-- Start Exercise input --

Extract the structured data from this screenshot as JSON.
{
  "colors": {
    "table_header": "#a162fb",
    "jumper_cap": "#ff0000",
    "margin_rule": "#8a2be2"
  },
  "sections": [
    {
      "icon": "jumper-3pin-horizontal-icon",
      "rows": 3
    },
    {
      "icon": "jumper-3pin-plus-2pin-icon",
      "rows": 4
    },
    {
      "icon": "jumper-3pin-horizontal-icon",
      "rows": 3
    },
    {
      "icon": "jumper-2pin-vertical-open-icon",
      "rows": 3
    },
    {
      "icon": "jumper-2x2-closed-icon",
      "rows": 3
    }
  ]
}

-- End Exercise input --
-- Start Exercise input --

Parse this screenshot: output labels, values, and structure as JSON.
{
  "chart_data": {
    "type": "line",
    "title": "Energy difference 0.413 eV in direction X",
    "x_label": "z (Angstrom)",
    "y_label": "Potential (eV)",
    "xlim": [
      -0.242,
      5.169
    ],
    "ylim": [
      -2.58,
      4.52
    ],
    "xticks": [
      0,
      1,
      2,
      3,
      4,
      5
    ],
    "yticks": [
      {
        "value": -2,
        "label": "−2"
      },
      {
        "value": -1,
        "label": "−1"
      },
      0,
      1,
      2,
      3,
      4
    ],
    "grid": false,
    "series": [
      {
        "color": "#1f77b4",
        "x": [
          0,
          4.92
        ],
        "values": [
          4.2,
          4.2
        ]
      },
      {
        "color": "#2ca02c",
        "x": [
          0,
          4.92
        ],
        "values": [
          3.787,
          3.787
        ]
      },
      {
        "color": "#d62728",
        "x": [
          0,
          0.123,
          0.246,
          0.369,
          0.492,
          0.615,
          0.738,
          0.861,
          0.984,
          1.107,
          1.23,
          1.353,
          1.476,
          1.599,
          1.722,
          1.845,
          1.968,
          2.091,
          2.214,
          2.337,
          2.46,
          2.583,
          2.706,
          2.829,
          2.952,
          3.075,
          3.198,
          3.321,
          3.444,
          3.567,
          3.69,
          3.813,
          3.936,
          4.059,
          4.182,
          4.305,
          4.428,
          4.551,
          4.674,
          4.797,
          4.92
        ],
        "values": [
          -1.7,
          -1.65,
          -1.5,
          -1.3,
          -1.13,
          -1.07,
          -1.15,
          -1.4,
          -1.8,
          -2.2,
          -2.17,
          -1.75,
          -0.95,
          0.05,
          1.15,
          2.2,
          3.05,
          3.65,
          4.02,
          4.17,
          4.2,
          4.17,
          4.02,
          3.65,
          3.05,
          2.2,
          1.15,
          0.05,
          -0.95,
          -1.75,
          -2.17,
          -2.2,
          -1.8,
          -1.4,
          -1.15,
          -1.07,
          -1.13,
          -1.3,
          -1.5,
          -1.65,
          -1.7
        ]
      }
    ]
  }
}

-- End Exercise input --

Return, from the data, each line that has the word "this" in it.

Extract the structured data from this screenshot as JSON.
Parse this screenshot: output labels, values, and structure as JSON.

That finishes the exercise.